## Short exercise
Turn the entry lines between the one holding "row-number: 3.2. [292,407,371,540]" and the one holding "subtotal-label: Итого по", inclusive, into a numbered list with any blank lines left out.

## Records shown
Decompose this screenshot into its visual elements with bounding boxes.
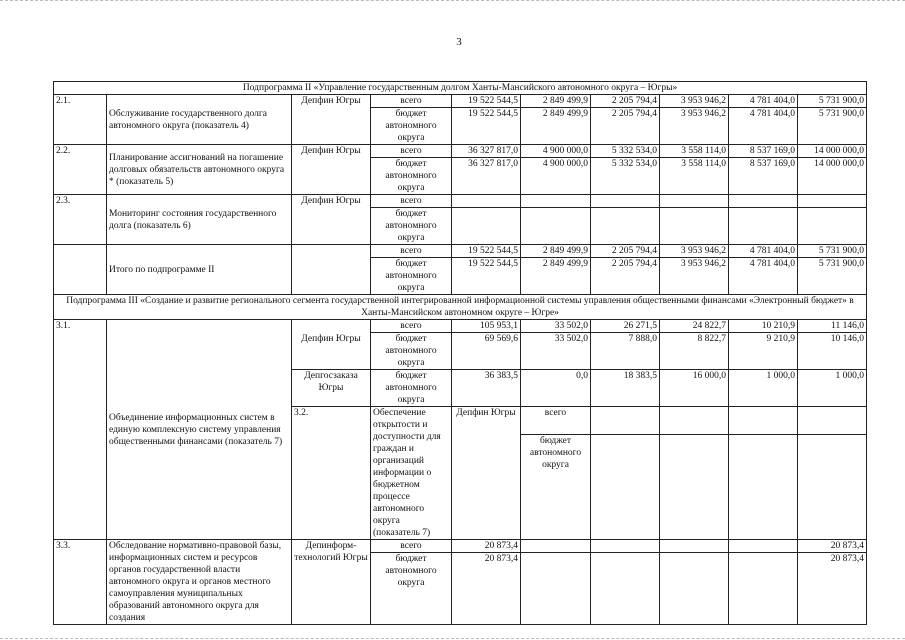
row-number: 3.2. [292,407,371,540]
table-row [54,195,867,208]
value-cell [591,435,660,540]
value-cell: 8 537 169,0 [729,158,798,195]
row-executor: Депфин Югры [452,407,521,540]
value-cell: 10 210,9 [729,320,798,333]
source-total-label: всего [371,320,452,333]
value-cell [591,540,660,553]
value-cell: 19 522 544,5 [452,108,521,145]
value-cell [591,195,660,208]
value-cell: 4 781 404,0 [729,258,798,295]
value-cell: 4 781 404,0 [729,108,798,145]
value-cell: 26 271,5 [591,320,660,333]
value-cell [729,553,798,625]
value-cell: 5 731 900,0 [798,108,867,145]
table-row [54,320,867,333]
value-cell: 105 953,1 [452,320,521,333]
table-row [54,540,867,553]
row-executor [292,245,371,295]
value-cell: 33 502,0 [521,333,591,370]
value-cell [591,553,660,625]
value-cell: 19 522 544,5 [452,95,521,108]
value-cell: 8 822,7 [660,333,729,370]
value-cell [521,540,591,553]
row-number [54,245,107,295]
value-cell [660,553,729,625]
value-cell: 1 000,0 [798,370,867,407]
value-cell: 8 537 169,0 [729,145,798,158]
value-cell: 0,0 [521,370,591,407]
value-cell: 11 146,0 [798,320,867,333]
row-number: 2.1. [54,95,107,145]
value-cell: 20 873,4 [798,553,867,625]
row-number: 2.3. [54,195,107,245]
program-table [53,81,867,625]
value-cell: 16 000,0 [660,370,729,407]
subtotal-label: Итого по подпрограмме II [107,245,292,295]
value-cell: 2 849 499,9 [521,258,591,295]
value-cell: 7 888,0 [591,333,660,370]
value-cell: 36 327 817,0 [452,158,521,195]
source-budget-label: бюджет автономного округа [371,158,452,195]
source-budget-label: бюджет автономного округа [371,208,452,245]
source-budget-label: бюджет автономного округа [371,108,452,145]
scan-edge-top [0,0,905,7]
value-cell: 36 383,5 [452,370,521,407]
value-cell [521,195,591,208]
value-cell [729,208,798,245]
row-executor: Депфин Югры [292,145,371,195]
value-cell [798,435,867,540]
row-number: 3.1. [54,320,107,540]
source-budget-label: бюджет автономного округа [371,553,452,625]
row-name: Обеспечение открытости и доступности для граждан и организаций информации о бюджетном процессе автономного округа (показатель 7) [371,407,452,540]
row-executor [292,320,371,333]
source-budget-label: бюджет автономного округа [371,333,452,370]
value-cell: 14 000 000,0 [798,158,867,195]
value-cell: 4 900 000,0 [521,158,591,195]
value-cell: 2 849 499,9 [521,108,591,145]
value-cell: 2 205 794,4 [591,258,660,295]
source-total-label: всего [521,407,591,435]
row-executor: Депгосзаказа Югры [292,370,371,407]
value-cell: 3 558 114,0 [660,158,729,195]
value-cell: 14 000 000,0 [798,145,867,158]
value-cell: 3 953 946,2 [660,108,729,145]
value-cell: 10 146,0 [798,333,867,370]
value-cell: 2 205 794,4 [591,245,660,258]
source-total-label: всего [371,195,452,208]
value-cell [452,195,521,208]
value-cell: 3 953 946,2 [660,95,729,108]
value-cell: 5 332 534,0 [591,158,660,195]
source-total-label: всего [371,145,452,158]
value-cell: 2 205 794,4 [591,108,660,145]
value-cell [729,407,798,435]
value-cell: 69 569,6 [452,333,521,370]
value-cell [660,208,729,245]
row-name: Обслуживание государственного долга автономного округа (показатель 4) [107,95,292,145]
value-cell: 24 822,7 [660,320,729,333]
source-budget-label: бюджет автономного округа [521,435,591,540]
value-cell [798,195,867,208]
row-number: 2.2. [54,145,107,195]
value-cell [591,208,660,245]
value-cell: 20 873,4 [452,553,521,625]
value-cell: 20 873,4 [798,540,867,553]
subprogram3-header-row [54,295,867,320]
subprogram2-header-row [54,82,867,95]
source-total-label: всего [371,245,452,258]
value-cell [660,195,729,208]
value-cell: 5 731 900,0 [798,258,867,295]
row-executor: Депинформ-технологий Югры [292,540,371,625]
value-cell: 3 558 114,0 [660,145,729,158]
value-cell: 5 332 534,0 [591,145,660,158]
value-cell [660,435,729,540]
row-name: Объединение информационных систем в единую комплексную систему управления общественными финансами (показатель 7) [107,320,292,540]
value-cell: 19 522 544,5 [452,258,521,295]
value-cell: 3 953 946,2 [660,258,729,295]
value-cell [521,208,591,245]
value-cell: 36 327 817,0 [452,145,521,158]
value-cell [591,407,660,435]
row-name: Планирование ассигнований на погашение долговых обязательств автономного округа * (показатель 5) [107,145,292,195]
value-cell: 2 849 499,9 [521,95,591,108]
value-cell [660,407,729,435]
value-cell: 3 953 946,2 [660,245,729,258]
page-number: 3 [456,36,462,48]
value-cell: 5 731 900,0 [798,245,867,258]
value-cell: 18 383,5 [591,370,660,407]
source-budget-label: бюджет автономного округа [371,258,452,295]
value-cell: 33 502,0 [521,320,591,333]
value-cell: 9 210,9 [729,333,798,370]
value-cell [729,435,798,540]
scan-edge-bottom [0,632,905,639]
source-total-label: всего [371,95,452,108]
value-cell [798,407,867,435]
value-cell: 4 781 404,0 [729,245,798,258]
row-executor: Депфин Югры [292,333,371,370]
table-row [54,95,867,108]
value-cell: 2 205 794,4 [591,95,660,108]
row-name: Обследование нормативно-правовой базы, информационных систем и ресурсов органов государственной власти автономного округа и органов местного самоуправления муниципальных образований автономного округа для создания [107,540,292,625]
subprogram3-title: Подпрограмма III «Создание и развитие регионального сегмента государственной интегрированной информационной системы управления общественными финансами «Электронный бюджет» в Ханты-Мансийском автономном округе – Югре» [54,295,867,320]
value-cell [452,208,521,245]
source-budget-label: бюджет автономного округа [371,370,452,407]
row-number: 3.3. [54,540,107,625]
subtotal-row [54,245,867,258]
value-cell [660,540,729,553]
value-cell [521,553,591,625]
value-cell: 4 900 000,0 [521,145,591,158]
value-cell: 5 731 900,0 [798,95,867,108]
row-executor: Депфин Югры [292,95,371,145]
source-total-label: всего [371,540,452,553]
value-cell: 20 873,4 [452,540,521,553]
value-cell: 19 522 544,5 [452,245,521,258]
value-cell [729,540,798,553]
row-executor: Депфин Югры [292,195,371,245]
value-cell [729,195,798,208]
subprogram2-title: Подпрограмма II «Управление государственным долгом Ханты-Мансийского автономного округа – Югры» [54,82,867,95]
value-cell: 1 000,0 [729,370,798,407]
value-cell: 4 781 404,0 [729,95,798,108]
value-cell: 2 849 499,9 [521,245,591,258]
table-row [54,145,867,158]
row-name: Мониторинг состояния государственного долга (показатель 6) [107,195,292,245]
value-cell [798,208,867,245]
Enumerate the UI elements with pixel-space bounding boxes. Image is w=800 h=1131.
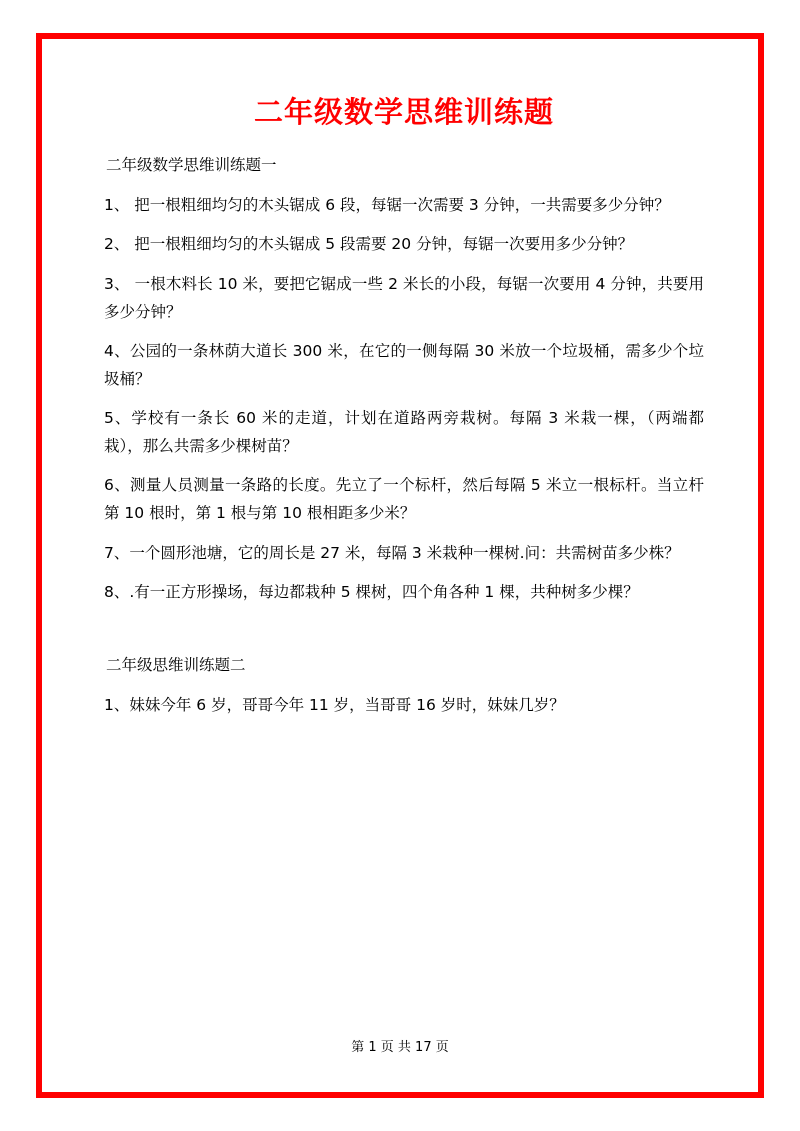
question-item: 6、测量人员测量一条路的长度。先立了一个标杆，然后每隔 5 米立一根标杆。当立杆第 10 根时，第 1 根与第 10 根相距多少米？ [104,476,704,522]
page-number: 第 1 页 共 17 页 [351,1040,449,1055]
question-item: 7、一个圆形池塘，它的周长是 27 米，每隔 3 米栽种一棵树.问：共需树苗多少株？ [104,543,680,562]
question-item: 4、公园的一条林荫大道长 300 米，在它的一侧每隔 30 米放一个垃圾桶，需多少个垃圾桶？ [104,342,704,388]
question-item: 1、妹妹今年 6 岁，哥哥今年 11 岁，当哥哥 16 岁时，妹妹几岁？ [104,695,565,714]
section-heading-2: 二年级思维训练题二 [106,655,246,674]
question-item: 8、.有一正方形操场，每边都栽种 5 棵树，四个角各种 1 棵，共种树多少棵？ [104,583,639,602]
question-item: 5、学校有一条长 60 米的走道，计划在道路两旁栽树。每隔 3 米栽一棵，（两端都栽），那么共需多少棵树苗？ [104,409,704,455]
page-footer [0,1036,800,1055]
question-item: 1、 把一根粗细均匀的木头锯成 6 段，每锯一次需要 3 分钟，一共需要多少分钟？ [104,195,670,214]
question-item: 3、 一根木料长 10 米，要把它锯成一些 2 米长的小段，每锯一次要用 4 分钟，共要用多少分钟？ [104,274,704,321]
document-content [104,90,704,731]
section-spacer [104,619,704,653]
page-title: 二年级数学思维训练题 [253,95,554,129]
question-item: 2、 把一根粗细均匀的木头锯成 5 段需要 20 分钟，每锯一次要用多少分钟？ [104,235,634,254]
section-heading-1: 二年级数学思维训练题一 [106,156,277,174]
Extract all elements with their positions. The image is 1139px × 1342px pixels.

## Result for this exercise
1. row-number: 3.2. [292,407,371,540]
2. table-row [54,195,867,208]
3. value-cell [591,435,660,540]
4. value-cell: 8 537 169,0 [729,158,798,195]
5. row-executor: Депфин Югры [452,407,521,540]
6. value-cell: 10 210,9 [729,320,798,333]
7. source-total-label: всего [371,320,452,333]
8. value-cell [591,540,660,553]
9. value-cell: 19 522 544,5 [452,108,521,145]
10. value-cell [591,195,660,208]
11. value-cell: 4 781 404,0 [729,258,798,295]
12. value-cell: 4 781 404,0 [729,108,798,145]
13. value-cell: 26 271,5 [591,320,660,333]
14. value-cell [729,553,798,625]
15. value-cell: 5 731 900,0 [798,108,867,145]
16. table-row [54,320,867,333]
17. value-cell: 105 953,1 [452,320,521,333]
18. table-row [54,540,867,553]
19. row-executor [292,245,371,295]
20. value-cell: 33 502,0 [521,333,591,370]
21. value-cell [591,553,660,625]
22. value-cell: 19 522 544,5 [452,95,521,108]
23. value-cell: 8 822,7 [660,333,729,370]
24. value-cell [521,540,591,553]
25. row-number [54,245,107,295]
26. value-cell [660,553,729,625]
27. value-cell: 1 000,0 [798,370,867,407]
28. value-cell: 8 537 169,0 [729,145,798,158]
29. value-cell: 0,0 [521,370,591,407]
30. value-cell: 11 146,0 [798,320,867,333]
31. row-number: 2.1. [54,95,107,145]
32. value-cell: 20 873,4 [798,553,867,625]
33. row-number: 2.3. [54,195,107,245]
34. program-table [53,81,867,625]
35. value-cell: 16 000,0 [660,370,729,407]
36. subtotal-label: Итого по подпрограмме II [107,245,292,295]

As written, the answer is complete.